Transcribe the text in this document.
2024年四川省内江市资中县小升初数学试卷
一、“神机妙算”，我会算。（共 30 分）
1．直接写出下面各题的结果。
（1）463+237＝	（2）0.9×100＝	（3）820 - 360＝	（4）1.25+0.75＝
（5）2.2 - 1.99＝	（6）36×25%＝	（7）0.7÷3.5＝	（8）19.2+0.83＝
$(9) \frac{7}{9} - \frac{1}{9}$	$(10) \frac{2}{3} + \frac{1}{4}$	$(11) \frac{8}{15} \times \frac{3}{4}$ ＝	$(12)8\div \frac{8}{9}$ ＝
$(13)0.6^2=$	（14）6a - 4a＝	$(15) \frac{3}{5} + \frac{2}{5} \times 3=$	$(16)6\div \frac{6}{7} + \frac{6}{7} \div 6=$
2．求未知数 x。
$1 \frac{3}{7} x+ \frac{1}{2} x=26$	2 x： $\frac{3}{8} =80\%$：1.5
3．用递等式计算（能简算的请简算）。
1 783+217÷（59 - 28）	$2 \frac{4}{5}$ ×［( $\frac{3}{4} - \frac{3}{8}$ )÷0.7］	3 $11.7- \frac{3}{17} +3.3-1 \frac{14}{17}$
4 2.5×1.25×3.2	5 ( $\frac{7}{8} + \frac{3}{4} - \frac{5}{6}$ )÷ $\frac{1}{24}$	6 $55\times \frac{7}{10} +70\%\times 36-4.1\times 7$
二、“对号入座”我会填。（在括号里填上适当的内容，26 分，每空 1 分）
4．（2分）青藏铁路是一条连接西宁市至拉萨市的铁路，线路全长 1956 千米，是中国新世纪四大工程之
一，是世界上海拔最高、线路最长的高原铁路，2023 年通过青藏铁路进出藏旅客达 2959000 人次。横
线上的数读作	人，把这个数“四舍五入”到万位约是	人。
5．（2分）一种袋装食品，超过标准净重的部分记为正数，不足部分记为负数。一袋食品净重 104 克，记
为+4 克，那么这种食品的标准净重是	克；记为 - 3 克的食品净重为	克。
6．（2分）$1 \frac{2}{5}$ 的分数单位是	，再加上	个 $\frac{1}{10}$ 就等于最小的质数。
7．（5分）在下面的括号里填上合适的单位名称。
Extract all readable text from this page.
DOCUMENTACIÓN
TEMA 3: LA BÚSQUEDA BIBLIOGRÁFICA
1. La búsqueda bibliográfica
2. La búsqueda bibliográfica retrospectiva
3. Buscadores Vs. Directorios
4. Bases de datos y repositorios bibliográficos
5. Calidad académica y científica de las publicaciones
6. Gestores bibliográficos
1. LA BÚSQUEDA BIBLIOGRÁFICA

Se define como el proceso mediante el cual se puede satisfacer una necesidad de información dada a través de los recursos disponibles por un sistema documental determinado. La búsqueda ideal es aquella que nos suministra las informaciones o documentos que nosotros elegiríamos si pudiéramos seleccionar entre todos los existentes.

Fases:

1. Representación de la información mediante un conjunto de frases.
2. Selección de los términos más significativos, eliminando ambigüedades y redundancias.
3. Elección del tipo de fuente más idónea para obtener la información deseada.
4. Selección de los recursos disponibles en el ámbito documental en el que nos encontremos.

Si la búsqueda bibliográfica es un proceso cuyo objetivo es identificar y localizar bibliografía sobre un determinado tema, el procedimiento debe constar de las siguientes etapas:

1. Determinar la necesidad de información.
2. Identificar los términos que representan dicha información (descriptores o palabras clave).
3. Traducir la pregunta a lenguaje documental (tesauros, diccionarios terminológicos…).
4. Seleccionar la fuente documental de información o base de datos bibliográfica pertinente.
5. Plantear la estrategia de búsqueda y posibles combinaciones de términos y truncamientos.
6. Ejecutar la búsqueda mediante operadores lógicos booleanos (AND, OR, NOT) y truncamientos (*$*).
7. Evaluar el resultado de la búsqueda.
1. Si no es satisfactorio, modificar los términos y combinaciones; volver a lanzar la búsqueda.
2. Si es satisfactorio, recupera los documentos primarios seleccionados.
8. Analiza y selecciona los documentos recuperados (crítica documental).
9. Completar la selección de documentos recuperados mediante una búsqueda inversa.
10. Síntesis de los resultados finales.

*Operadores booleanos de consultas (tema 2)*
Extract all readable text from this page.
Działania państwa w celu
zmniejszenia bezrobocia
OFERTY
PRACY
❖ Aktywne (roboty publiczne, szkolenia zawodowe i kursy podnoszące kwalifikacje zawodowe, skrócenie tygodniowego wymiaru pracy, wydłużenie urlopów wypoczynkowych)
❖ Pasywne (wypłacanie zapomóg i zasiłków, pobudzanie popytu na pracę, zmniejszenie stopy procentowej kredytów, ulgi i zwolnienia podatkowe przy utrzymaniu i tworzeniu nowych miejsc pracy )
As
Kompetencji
┄┄┄┄┄┄┄┄┄┄┄┄┄┄┄┄┄┄┄┄
● Written exercise: From the listing above, copy every line that includes the word "times".

● Exercise result:
$(9) \frac{7}{9} - \frac{1}{9}$	$(10) \frac{2}{3} + \frac{1}{4}$	$(11) \frac{8}{15} \times \frac{3}{4}$ ＝	$(12)8\div \frac{8}{9}$ ＝
$(13)0.6^2=$	（14）6a - 4a＝	$(15) \frac{3}{5} + \frac{2}{5} \times 3=$	$(16)6\div \frac{6}{7} + \frac{6}{7} \div 6=$
4 2.5×1.25×3.2	5 ( $\frac{7}{8} + \frac{3}{4} - \frac{5}{6}$ )÷ $\frac{1}{24}$	6 $55\times \frac{7}{10} +70\%\times 36-4.1\times 7$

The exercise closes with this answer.